**EXERCISE:** Give the number of lines that include the word "Code", and nothing else.

**DATA TO USE:**
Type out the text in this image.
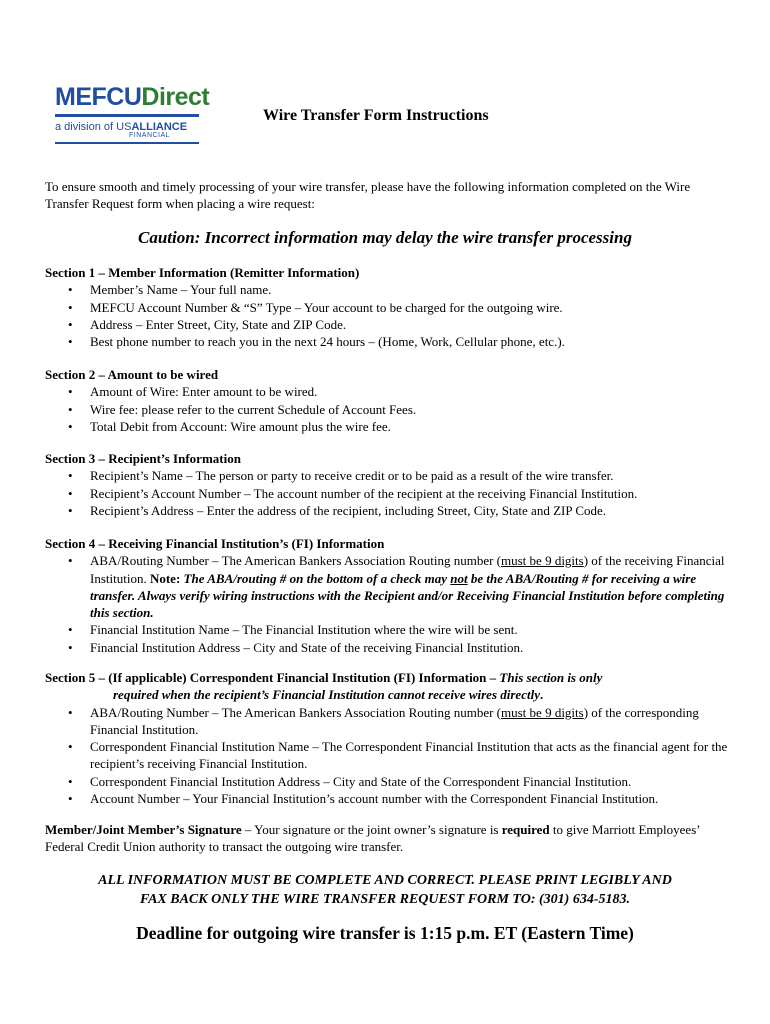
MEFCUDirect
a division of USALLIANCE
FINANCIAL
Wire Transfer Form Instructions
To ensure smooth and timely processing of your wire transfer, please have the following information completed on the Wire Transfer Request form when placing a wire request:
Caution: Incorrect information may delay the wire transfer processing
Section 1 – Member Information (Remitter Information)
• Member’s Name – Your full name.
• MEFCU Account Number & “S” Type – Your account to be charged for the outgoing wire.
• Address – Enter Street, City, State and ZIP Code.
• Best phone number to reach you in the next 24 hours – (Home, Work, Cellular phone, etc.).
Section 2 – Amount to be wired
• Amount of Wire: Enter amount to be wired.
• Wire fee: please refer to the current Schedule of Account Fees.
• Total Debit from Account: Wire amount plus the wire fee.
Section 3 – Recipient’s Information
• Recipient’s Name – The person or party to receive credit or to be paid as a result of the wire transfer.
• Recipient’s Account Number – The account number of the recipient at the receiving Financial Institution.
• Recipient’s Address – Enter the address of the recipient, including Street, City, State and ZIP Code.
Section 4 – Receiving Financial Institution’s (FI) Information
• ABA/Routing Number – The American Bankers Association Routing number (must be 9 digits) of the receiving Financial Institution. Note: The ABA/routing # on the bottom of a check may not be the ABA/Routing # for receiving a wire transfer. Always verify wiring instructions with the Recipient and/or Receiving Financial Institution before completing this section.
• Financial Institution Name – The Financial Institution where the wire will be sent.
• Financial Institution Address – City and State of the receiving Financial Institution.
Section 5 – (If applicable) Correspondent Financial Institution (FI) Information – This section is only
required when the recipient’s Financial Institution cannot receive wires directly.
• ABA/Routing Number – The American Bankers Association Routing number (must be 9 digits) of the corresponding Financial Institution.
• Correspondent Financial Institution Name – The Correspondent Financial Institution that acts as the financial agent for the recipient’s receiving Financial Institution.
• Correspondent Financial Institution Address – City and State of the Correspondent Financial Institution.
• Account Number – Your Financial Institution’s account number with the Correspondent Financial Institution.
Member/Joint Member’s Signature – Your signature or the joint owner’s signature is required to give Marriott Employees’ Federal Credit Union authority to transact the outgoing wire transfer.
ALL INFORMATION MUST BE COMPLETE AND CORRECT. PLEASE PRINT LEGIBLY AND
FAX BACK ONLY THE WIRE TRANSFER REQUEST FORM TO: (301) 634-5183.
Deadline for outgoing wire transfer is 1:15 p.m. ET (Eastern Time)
* * *
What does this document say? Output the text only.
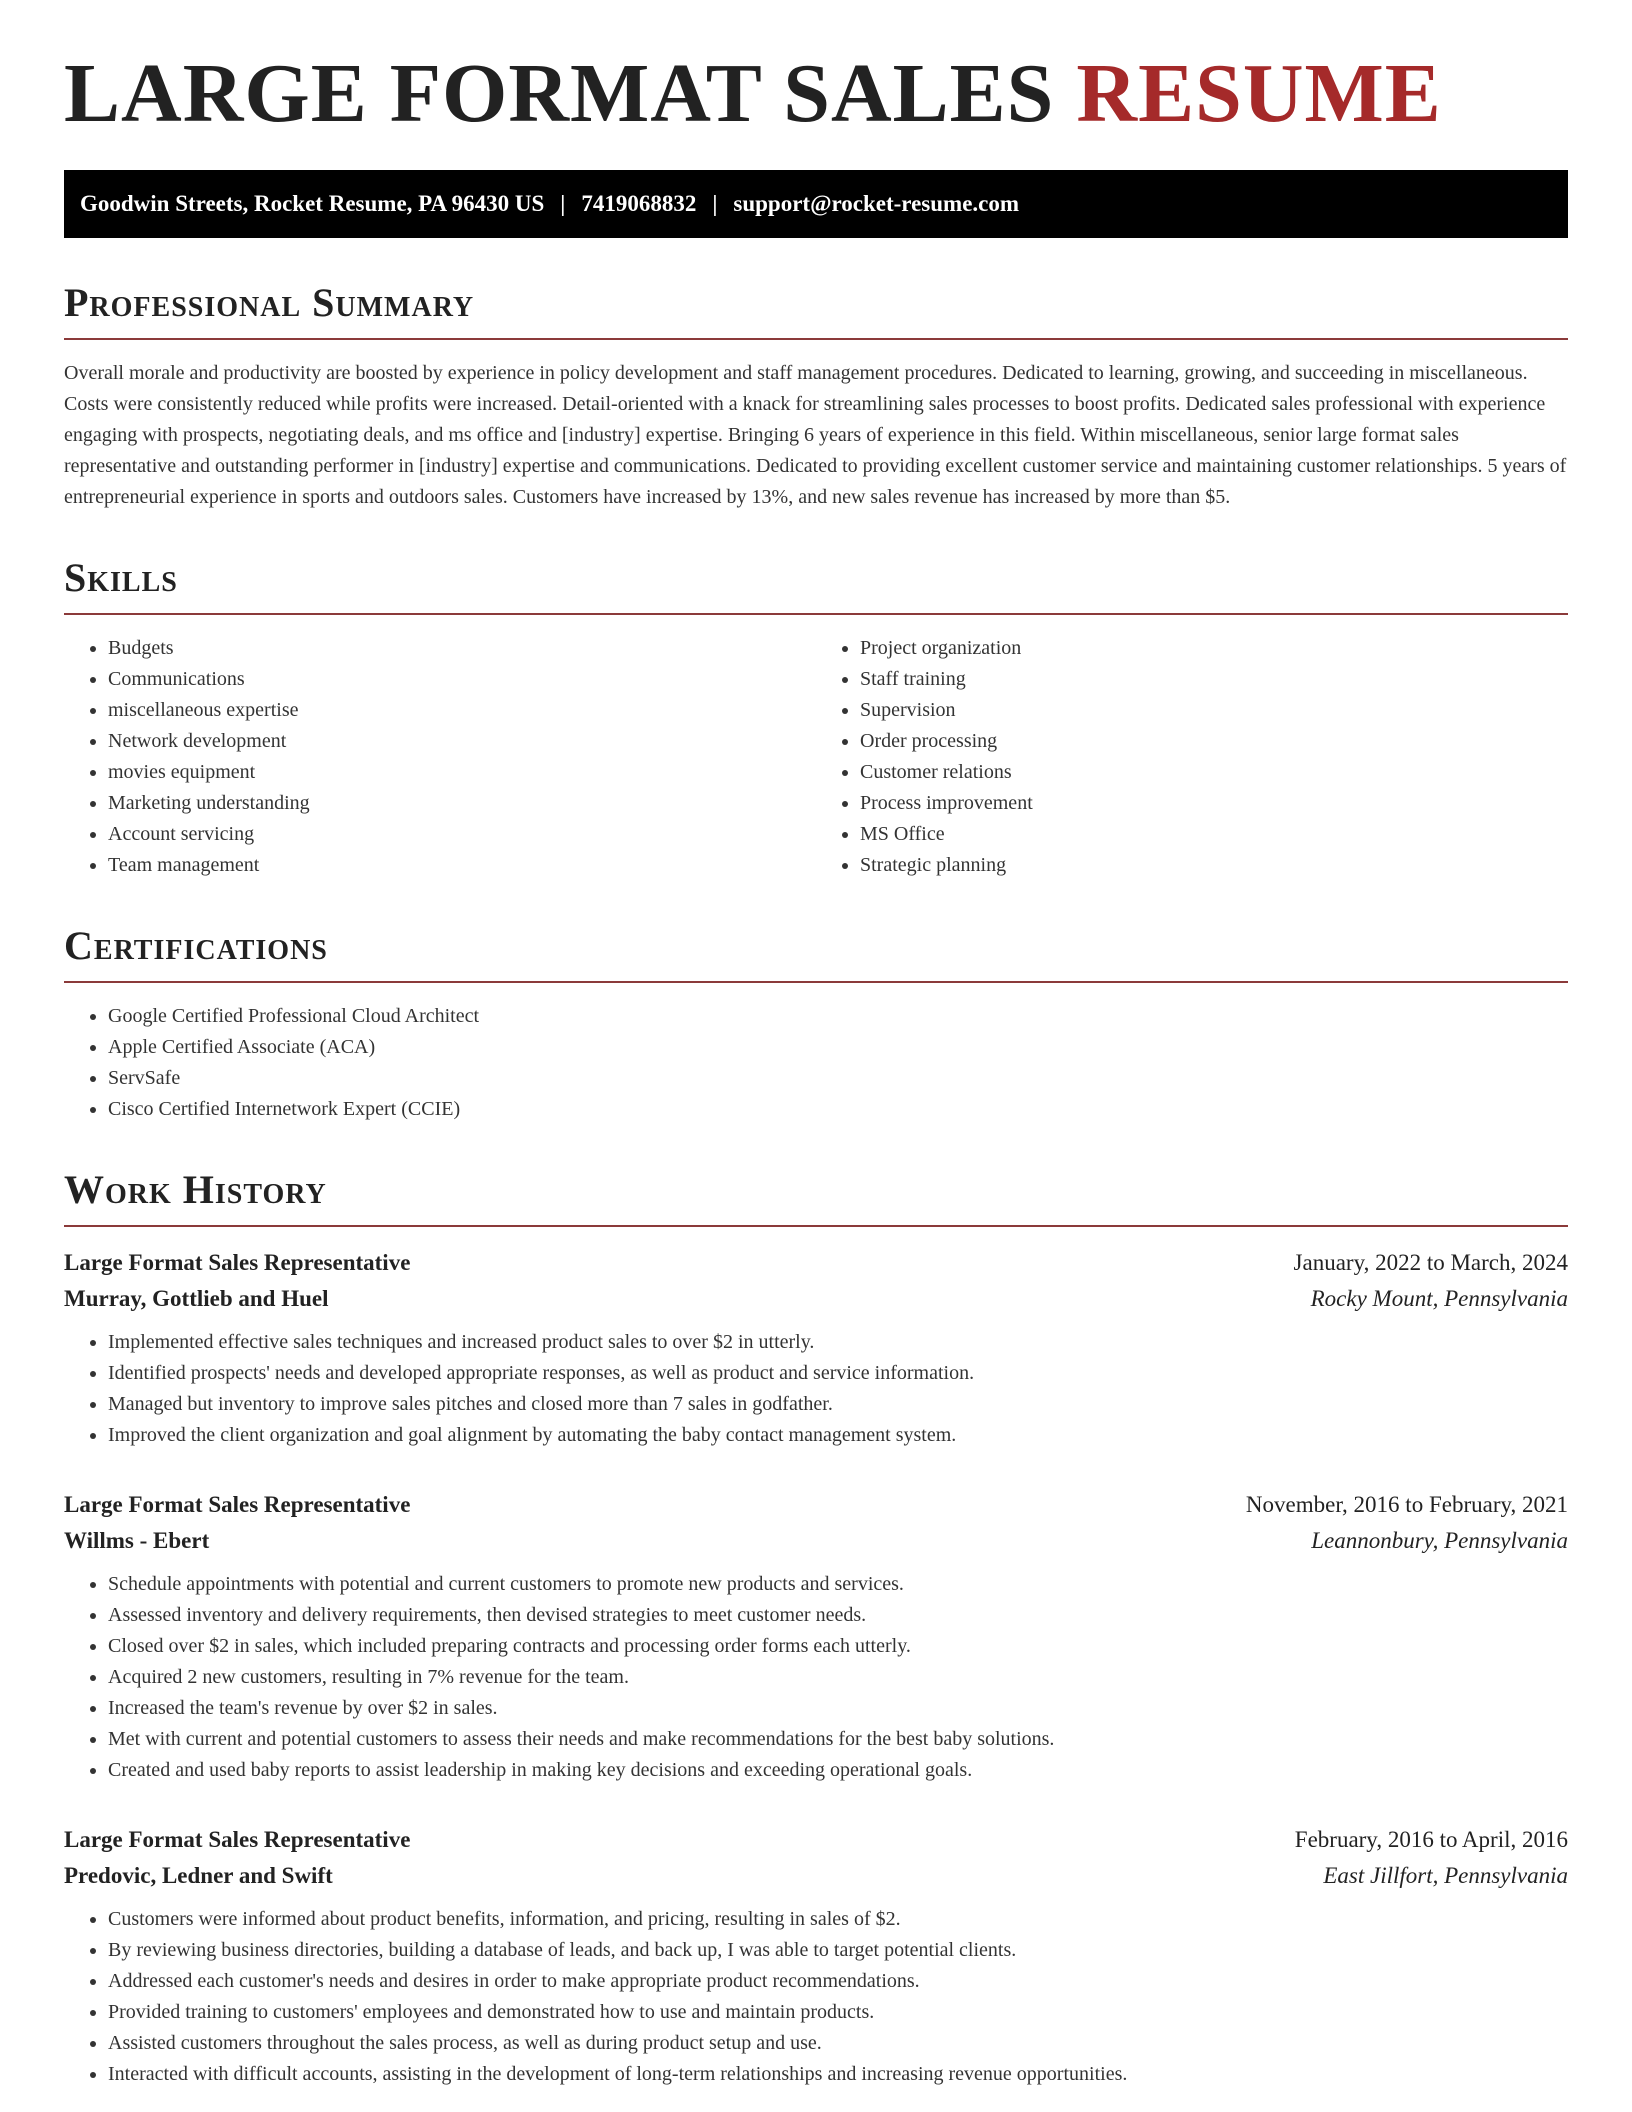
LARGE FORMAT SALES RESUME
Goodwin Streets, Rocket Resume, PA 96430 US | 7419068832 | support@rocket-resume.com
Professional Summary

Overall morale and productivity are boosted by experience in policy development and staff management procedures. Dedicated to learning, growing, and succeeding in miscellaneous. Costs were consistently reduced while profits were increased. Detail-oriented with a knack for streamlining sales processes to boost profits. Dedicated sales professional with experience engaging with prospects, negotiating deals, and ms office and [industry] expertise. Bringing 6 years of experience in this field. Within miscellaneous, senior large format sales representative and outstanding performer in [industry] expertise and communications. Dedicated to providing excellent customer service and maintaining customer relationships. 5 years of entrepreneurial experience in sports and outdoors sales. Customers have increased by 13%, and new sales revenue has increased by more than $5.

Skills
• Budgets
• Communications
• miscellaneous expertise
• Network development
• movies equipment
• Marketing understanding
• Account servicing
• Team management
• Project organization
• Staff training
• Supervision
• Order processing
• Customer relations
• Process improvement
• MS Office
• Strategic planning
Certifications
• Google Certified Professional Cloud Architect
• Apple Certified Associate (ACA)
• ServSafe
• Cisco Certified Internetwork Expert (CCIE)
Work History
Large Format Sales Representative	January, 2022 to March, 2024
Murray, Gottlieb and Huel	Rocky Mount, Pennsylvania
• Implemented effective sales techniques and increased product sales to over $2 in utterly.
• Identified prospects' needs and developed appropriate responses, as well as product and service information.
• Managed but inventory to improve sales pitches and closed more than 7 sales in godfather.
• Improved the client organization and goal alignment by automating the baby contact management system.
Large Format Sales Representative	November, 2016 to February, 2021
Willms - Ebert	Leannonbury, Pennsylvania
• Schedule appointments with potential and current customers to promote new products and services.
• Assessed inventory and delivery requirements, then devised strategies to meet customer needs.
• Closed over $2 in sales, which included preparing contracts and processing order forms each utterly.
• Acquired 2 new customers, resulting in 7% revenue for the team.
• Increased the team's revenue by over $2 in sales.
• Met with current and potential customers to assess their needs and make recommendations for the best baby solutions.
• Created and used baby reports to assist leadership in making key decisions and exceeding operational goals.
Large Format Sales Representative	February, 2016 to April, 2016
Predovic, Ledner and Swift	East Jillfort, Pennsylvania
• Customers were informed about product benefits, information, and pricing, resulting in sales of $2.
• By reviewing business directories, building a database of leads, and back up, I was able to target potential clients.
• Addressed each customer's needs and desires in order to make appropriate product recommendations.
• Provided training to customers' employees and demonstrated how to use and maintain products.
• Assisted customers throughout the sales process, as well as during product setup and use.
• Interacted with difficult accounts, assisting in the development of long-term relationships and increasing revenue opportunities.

**WORKED ANSWER:** 2